Items listed in a dataset:
_ _ _ _
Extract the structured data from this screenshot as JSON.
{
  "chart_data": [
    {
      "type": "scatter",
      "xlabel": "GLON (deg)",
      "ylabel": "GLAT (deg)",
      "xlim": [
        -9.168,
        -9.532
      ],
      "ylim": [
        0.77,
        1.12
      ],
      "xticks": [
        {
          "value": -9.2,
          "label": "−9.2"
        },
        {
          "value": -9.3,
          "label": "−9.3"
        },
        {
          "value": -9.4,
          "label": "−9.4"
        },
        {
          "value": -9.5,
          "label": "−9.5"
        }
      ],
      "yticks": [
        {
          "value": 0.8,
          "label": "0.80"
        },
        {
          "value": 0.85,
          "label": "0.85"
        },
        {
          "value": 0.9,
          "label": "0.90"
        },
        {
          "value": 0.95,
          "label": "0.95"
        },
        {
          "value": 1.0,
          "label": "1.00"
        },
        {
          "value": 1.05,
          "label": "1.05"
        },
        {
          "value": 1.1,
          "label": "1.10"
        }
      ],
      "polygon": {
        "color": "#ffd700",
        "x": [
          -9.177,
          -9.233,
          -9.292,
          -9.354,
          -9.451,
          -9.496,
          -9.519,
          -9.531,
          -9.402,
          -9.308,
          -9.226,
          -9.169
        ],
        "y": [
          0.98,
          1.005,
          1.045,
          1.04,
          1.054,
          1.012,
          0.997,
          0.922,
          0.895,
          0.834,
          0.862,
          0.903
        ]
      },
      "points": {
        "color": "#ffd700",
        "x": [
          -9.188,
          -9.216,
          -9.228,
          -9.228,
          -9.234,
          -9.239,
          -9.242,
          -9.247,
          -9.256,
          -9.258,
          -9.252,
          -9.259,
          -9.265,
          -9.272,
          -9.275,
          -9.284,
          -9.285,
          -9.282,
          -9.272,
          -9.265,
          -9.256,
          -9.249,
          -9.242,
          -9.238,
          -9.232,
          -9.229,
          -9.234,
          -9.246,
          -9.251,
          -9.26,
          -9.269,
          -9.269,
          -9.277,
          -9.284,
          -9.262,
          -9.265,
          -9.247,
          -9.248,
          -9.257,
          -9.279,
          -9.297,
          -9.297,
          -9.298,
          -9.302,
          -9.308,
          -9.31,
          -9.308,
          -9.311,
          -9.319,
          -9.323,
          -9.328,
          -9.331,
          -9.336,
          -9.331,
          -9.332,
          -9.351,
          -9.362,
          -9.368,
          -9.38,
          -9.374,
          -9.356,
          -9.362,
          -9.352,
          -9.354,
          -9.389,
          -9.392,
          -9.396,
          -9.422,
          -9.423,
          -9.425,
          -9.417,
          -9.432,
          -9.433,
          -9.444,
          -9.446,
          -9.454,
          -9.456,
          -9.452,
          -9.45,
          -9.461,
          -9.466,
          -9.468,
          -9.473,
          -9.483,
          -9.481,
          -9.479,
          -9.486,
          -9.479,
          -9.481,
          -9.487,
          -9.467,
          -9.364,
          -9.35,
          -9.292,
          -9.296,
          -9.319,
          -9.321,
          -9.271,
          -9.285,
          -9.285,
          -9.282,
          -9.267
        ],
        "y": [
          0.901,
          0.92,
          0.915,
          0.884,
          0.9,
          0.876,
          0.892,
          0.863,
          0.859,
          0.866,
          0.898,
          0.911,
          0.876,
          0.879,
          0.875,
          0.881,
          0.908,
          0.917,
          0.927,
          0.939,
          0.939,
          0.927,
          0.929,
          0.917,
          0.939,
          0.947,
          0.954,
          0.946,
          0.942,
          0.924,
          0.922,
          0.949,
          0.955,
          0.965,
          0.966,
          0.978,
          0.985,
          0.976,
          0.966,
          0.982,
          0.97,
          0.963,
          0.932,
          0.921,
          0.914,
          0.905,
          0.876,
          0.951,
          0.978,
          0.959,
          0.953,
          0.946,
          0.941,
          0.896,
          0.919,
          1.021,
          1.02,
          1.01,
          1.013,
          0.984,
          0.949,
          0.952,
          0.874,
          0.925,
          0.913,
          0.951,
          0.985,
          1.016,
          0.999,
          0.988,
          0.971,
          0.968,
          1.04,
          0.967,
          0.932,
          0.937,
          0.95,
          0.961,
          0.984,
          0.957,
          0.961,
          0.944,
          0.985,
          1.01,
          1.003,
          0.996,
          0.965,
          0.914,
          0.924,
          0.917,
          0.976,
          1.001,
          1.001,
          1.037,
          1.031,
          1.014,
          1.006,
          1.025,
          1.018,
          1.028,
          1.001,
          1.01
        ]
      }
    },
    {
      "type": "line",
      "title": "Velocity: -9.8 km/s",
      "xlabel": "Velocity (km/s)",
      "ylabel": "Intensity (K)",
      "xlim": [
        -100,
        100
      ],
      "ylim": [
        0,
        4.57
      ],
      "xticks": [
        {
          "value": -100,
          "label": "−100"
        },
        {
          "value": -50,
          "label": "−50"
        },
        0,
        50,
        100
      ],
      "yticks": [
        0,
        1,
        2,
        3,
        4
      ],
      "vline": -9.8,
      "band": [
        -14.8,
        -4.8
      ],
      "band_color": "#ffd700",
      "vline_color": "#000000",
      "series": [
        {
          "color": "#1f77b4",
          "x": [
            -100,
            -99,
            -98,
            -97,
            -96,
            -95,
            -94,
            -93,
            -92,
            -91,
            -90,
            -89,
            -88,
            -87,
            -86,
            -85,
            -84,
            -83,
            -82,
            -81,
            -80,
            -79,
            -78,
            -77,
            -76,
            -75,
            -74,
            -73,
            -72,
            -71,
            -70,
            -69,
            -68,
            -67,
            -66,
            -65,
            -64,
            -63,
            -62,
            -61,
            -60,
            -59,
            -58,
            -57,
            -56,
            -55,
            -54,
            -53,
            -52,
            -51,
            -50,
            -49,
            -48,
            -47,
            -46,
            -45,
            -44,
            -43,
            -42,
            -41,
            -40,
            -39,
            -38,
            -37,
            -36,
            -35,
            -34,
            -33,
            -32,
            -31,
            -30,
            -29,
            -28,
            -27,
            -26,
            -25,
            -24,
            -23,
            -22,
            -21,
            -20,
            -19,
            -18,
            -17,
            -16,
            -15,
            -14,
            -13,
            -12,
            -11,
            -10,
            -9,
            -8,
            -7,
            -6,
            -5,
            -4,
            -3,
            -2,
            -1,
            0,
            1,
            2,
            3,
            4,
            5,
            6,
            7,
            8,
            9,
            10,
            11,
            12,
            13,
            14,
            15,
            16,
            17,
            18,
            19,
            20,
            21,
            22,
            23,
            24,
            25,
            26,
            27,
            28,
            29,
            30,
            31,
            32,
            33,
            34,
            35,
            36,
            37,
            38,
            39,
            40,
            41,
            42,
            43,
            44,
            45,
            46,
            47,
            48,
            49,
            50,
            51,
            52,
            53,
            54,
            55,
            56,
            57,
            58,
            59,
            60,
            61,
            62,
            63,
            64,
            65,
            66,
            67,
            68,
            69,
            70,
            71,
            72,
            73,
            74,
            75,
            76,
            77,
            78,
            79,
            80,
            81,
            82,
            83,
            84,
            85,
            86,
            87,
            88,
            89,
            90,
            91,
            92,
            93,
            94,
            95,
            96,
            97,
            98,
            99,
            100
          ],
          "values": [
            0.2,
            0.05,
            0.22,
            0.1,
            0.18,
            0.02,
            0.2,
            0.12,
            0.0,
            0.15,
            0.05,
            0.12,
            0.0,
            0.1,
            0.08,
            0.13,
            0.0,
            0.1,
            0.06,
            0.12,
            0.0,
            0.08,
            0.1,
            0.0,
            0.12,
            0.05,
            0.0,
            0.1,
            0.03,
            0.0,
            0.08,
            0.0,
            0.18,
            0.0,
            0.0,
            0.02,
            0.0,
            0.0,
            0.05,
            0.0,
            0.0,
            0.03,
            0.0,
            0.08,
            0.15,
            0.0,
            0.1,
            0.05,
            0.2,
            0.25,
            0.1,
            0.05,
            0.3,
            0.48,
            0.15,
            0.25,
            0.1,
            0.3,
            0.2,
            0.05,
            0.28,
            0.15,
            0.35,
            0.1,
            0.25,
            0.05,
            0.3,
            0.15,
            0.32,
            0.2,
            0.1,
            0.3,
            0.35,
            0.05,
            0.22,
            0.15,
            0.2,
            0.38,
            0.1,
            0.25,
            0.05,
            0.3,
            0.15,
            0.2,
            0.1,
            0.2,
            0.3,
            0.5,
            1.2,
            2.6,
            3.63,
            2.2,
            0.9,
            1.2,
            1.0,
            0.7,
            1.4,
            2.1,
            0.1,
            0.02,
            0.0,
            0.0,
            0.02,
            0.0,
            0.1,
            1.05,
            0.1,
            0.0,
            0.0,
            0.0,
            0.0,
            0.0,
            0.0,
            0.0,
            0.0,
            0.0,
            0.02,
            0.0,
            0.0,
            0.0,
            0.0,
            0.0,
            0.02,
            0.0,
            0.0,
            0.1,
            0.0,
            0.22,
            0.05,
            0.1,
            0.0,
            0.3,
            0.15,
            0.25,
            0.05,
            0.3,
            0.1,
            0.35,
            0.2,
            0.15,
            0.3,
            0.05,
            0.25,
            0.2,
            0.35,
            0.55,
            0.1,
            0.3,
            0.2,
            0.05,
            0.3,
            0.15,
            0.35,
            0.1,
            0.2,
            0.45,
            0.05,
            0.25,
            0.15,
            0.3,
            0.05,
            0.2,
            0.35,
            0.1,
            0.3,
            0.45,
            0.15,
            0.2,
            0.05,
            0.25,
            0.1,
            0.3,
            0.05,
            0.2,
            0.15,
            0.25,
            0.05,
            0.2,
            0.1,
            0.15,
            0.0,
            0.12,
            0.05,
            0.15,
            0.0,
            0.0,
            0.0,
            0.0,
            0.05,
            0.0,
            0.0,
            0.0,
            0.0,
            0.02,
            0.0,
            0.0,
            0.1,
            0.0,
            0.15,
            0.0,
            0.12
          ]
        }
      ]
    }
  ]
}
_ _ _ _
→ Stated task: Go through the records. Copy each line where "xlabel" appears.

→ Problem solution:
      "xlabel": "GLON (deg)",
      "xlabel": "Velocity (km/s)",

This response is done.